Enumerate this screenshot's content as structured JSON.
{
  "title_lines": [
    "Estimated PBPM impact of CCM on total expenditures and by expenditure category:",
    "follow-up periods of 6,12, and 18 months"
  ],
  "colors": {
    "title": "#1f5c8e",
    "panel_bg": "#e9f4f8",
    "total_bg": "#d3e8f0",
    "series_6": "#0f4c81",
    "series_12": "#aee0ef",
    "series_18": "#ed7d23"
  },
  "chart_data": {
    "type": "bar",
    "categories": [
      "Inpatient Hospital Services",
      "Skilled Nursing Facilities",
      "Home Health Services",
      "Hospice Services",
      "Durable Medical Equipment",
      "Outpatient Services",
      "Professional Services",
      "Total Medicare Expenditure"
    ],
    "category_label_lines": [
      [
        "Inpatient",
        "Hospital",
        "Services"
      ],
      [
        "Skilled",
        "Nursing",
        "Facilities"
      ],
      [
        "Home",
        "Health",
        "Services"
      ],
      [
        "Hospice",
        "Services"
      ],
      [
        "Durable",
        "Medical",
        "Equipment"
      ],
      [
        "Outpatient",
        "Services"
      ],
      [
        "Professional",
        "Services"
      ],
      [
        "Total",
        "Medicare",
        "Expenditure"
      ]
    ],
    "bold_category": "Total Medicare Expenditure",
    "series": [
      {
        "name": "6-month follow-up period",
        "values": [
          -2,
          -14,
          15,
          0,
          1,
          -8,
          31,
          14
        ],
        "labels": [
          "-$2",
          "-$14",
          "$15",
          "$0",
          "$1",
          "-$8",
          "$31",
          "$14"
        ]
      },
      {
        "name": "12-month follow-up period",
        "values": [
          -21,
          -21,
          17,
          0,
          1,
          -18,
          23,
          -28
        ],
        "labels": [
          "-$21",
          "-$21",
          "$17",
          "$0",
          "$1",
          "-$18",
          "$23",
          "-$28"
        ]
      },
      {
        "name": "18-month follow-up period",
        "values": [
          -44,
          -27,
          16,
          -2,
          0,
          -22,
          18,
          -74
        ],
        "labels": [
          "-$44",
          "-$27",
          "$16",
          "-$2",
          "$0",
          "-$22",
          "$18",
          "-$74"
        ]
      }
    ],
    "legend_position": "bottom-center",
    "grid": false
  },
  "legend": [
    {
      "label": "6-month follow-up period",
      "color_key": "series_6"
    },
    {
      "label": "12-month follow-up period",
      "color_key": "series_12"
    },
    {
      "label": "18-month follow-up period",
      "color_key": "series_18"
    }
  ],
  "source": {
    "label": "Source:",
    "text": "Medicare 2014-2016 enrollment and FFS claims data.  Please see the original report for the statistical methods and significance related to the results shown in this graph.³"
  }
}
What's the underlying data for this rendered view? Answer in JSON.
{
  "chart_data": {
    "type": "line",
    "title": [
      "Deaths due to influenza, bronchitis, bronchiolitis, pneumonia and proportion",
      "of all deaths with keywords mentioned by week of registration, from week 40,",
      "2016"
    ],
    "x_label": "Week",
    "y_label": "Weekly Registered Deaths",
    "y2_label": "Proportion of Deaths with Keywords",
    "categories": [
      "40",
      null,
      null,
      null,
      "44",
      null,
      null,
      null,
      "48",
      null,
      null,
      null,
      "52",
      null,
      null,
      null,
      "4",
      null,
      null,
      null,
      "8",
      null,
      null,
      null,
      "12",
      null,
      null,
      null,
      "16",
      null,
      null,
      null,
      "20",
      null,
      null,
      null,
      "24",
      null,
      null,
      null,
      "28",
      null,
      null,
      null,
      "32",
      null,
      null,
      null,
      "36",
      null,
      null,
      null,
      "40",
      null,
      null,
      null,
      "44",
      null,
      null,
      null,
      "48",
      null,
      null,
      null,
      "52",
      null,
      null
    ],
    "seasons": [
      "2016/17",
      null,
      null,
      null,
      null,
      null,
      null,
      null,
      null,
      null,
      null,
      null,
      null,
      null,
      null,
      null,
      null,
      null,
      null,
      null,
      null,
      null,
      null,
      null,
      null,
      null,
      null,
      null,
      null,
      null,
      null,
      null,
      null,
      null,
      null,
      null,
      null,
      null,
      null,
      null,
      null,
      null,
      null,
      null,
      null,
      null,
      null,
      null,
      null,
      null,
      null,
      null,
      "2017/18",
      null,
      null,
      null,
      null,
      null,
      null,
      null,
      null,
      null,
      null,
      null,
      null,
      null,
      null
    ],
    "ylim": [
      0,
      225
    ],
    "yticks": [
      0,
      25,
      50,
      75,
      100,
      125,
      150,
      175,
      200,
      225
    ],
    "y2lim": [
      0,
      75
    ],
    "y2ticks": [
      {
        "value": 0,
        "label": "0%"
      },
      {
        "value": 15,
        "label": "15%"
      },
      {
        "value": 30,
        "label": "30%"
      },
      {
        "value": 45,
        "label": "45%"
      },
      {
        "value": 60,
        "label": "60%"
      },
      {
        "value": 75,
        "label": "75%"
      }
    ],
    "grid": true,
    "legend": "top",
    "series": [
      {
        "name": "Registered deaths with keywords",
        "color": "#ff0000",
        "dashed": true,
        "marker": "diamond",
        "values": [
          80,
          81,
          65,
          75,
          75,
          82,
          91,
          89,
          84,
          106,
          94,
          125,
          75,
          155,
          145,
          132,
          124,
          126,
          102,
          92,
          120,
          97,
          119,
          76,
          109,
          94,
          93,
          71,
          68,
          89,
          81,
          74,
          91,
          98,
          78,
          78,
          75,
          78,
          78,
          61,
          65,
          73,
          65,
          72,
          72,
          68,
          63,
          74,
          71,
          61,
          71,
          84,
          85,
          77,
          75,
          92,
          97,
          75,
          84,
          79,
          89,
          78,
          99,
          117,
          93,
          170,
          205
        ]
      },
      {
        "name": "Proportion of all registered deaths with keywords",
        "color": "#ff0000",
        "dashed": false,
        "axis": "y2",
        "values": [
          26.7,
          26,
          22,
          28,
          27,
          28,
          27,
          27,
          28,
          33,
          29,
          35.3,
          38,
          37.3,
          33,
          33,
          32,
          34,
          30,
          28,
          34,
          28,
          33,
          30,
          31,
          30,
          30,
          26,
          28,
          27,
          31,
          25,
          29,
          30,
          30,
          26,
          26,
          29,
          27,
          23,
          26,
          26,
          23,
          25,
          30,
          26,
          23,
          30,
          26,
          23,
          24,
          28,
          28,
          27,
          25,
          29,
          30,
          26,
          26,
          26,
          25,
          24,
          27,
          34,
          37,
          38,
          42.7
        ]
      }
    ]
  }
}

- - - -

- _What is being asked_
Type out the entries again, word for word.

- _Task output_
Enumerate this screenshot's content as structured JSON.
{
  "title_lines": [
    "Estimated PBPM impact of CCM on total expenditures and by expenditure category:",
    "follow-up periods of 6,12, and 18 months"
  ],
  "colors": {
    "title": "#1f5c8e",
    "panel_bg": "#e9f4f8",
    "total_bg": "#d3e8f0",
    "series_6": "#0f4c81",
    "series_12": "#aee0ef",
    "series_18": "#ed7d23"
  },
  "chart_data": {
    "type": "bar",
    "categories": [
      "Inpatient Hospital Services",
      "Skilled Nursing Facilities",
      "Home Health Services",
      "Hospice Services",
      "Durable Medical Equipment",
      "Outpatient Services",
      "Professional Services",
      "Total Medicare Expenditure"
    ],
    "category_label_lines": [
      [
        "Inpatient",
        "Hospital",
        "Services"
      ],
      [
        "Skilled",
        "Nursing",
        "Facilities"
      ],
      [
        "Home",
        "Health",
        "Services"
      ],
      [
        "Hospice",
        "Services"
      ],
      [
        "Durable",
        "Medical",
        "Equipment"
      ],
      [
        "Outpatient",
        "Services"
      ],
      [
        "Professional",
        "Services"
      ],
      [
        "Total",
        "Medicare",
        "Expenditure"
      ]
    ],
    "bold_category": "Total Medicare Expenditure",
    "series": [
      {
        "name": "6-month follow-up period",
        "values": [
          -2,
          -14,
          15,
          0,
          1,
          -8,
          31,
          14
        ],
        "labels": [
          "-$2",
          "-$14",
          "$15",
          "$0",
          "$1",
          "-$8",
          "$31",
          "$14"
        ]
      },
      {
        "name": "12-month follow-up period",
        "values": [
          -21,
          -21,
          17,
          0,
          1,
          -18,
          23,
          -28
        ],
        "labels": [
          "-$21",
          "-$21",
          "$17",
          "$0",
          "$1",
          "-$18",
          "$23",
          "-$28"
        ]
      },
      {
        "name": "18-month follow-up period",
        "values": [
          -44,
          -27,
          16,
          -2,
          0,
          -22,
          18,
          -74
        ],
        "labels": [
          "-$44",
          "-$27",
          "$16",
          "-$2",
          "$0",
          "-$22",
          "$18",
          "-$74"
        ]
      }
    ],
    "legend_position": "bottom-center",
    "grid": false
  },
  "legend": [
    {
      "label": "6-month follow-up period",
      "color_key": "series_6"
    },
    {
      "label": "12-month follow-up period",
      "color_key": "series_12"
    },
    {
      "label": "18-month follow-up period",
      "color_key": "series_18"
    }
  ],
  "source": {
    "label": "Source:",
    "text": "Medicare 2014-2016 enrollment and FFS claims data.  Please see the original report for the statistical methods and significance related to the results shown in this graph.³"
  }
}
What's the underlying data for this rendered view? Answer in JSON.
{
  "chart_data": {
    "type": "line",
    "title": [
      "Deaths due to influenza, bronchitis, bronchiolitis, pneumonia and proportion",
      "of all deaths with keywords mentioned by week of registration, from week 40,",
      "2016"
    ],
    "x_label": "Week",
    "y_label": "Weekly Registered Deaths",
    "y2_label": "Proportion of Deaths with Keywords",
    "categories": [
      "40",
      null,
      null,
      null,
      "44",
      null,
      null,
      null,
      "48",
      null,
      null,
      null,
      "52",
      null,
      null,
      null,
      "4",
      null,
      null,
      null,
      "8",
      null,
      null,
      null,
      "12",
      null,
      null,
      null,
      "16",
      null,
      null,
      null,
      "20",
      null,
      null,
      null,
      "24",
      null,
      null,
      null,
      "28",
      null,
      null,
      null,
      "32",
      null,
      null,
      null,
      "36",
      null,
      null,
      null,
      "40",
      null,
      null,
      null,
      "44",
      null,
      null,
      null,
      "48",
      null,
      null,
      null,
      "52",
      null,
      null
    ],
    "seasons": [
      "2016/17",
      null,
      null,
      null,
      null,
      null,
      null,
      null,
      null,
      null,
      null,
      null,
      null,
      null,
      null,
      null,
      null,
      null,
      null,
      null,
      null,
      null,
      null,
      null,
      null,
      null,
      null,
      null,
      null,
      null,
      null,
      null,
      null,
      null,
      null,
      null,
      null,
      null,
      null,
      null,
      null,
      null,
      null,
      null,
      null,
      null,
      null,
      null,
      null,
      null,
      null,
      null,
      "2017/18",
      null,
      null,
      null,
      null,
      null,
      null,
      null,
      null,
      null,
      null,
      null,
      null,
      null,
      null
    ],
    "ylim": [
      0,
      225
    ],
    "yticks": [
      0,
      25,
      50,
      75,
      100,
      125,
      150,
      175,
      200,
      225
    ],
    "y2lim": [
      0,
      75
    ],
    "y2ticks": [
      {
        "value": 0,
        "label": "0%"
      },
      {
        "value": 15,
        "label": "15%"
      },
      {
        "value": 30,
        "label": "30%"
      },
      {
        "value": 45,
        "label": "45%"
      },
      {
        "value": 60,
        "label": "60%"
      },
      {
        "value": 75,
        "label": "75%"
      }
    ],
    "grid": true,
    "legend": "top",
    "series": [
      {
        "name": "Registered deaths with keywords",
        "color": "#ff0000",
        "dashed": true,
        "marker": "diamond",
        "values": [
          80,
          81,
          65,
          75,
          75,
          82,
          91,
          89,
          84,
          106,
          94,
          125,
          75,
          155,
          145,
          132,
          124,
          126,
          102,
          92,
          120,
          97,
          119,
          76,
          109,
          94,
          93,
          71,
          68,
          89,
          81,
          74,
          91,
          98,
          78,
          78,
          75,
          78,
          78,
          61,
          65,
          73,
          65,
          72,
          72,
          68,
          63,
          74,
          71,
          61,
          71,
          84,
          85,
          77,
          75,
          92,
          97,
          75,
          84,
          79,
          89,
          78,
          99,
          117,
          93,
          170,
          205
        ]
      },
      {
        "name": "Proportion of all registered deaths with keywords",
        "color": "#ff0000",
        "dashed": false,
        "axis": "y2",
        "values": [
          26.7,
          26,
          22,
          28,
          27,
          28,
          27,
          27,
          28,
          33,
          29,
          35.3,
          38,
          37.3,
          33,
          33,
          32,
          34,
          30,
          28,
          34,
          28,
          33,
          30,
          31,
          30,
          30,
          26,
          28,
          27,
          31,
          25,
          29,
          30,
          30,
          26,
          26,
          29,
          27,
          23,
          26,
          26,
          23,
          25,
          30,
          26,
          23,
          30,
          26,
          23,
          24,
          28,
          28,
          27,
          25,
          29,
          30,
          26,
          26,
          26,
          25,
          24,
          27,
          34,
          37,
          38,
          42.7
        ]
      }
    ]
  }
}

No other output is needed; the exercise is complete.